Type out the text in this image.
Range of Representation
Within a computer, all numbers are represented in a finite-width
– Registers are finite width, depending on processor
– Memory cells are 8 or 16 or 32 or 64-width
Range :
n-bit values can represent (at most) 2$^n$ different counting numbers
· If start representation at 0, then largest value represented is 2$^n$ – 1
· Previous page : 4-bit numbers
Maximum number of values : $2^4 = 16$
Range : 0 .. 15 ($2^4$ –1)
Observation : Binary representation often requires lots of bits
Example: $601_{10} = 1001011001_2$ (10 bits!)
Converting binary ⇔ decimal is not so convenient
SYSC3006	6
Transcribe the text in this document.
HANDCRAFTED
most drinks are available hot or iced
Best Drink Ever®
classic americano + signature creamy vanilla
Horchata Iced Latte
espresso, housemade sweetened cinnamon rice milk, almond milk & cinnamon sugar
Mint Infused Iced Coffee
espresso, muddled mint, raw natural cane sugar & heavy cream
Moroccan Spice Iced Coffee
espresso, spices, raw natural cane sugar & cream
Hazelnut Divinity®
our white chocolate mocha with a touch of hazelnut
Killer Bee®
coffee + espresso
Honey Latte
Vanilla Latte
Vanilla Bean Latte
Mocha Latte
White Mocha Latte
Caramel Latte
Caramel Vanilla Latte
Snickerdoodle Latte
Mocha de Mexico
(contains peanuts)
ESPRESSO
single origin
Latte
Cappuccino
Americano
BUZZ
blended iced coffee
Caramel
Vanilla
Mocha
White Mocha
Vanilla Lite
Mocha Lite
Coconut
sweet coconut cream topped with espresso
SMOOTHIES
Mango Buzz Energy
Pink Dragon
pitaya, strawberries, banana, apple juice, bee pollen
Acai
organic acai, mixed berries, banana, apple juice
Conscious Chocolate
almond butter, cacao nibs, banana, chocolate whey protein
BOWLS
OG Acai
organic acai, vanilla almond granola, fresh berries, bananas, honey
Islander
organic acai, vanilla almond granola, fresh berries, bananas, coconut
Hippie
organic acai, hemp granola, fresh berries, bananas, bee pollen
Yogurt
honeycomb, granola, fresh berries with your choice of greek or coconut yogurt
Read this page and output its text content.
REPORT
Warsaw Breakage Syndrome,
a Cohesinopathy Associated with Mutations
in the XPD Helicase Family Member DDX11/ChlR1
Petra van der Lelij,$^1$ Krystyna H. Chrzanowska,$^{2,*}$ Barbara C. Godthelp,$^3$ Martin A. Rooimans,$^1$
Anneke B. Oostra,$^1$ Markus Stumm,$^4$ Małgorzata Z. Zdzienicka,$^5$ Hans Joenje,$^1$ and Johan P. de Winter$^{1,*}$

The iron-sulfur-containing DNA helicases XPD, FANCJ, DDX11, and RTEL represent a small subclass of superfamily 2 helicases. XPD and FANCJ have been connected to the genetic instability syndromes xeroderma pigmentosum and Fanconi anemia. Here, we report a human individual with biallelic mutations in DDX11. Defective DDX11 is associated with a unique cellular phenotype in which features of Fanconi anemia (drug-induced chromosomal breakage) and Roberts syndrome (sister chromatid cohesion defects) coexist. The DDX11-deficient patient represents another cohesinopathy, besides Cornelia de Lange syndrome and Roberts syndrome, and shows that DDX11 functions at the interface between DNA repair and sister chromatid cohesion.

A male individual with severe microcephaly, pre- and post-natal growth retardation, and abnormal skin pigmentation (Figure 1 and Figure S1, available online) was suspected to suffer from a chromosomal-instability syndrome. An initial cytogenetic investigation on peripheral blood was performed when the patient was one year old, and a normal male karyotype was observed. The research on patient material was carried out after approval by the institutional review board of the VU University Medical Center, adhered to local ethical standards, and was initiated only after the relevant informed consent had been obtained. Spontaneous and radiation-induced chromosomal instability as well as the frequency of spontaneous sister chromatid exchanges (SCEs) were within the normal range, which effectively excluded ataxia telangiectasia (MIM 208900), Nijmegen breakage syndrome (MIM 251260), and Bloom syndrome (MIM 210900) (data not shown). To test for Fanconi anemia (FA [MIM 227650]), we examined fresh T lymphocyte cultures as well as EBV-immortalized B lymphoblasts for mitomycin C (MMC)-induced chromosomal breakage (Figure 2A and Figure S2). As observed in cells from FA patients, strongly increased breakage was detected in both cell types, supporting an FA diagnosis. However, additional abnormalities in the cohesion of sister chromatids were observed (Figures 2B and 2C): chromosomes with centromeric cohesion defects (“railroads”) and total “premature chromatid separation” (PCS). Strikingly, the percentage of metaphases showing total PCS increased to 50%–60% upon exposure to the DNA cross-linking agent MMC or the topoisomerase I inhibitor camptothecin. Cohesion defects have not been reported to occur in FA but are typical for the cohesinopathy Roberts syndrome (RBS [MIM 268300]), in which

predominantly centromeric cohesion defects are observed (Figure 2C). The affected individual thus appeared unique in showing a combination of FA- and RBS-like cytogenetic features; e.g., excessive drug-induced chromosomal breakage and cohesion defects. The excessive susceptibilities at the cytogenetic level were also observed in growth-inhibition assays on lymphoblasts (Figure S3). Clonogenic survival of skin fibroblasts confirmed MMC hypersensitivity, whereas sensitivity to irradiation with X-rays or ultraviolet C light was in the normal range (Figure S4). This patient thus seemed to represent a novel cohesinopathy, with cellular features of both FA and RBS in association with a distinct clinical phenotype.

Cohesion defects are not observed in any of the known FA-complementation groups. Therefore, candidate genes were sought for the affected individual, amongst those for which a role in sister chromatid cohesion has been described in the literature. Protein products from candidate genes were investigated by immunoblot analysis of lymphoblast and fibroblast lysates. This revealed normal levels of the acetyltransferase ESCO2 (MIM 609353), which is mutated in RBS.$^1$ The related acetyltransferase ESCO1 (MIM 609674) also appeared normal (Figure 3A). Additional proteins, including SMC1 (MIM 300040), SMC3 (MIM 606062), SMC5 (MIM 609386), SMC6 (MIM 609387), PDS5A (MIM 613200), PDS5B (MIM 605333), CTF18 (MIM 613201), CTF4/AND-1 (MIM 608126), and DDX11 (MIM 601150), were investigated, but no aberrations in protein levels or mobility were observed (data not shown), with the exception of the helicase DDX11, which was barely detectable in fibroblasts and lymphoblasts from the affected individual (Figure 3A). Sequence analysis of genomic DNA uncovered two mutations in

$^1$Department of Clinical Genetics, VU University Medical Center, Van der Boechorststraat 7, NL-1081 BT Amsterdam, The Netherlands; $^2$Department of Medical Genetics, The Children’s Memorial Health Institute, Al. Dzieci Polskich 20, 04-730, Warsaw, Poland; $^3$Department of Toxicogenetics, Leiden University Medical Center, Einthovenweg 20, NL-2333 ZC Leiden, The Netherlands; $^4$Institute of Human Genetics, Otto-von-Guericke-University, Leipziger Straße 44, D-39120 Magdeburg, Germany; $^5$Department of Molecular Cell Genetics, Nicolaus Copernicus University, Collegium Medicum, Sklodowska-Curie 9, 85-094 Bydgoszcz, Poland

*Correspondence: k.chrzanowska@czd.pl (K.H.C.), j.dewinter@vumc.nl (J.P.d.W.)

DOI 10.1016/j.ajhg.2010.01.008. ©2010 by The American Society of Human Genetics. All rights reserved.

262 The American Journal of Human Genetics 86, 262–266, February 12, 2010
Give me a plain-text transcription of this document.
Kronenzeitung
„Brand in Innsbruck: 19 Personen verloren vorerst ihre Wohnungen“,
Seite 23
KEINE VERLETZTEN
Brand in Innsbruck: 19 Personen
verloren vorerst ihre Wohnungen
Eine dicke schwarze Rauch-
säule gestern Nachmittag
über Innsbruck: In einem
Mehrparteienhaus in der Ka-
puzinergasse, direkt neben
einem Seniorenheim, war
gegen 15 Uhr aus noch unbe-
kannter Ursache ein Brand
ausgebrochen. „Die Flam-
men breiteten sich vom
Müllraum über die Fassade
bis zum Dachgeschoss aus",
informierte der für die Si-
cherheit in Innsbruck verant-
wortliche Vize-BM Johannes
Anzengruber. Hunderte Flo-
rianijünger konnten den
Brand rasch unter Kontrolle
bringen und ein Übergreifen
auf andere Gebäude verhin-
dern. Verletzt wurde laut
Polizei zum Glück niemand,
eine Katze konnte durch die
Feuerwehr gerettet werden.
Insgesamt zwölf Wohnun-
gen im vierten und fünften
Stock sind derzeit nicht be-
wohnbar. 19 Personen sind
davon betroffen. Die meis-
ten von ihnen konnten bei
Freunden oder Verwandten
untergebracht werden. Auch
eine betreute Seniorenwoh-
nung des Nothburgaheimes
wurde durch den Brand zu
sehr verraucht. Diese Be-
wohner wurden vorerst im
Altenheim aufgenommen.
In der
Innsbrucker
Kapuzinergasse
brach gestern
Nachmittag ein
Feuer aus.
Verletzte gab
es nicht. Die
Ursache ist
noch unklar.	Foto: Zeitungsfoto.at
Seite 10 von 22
___
▶ WHAT YOU ARE ASKED TO DO
Could you copy every line from the records that has "natural" in it?

▶ ANSWER SECTION
espresso, muddled mint, raw natural cane sugar & heavy cream
espresso, spices, raw natural cane sugar & cream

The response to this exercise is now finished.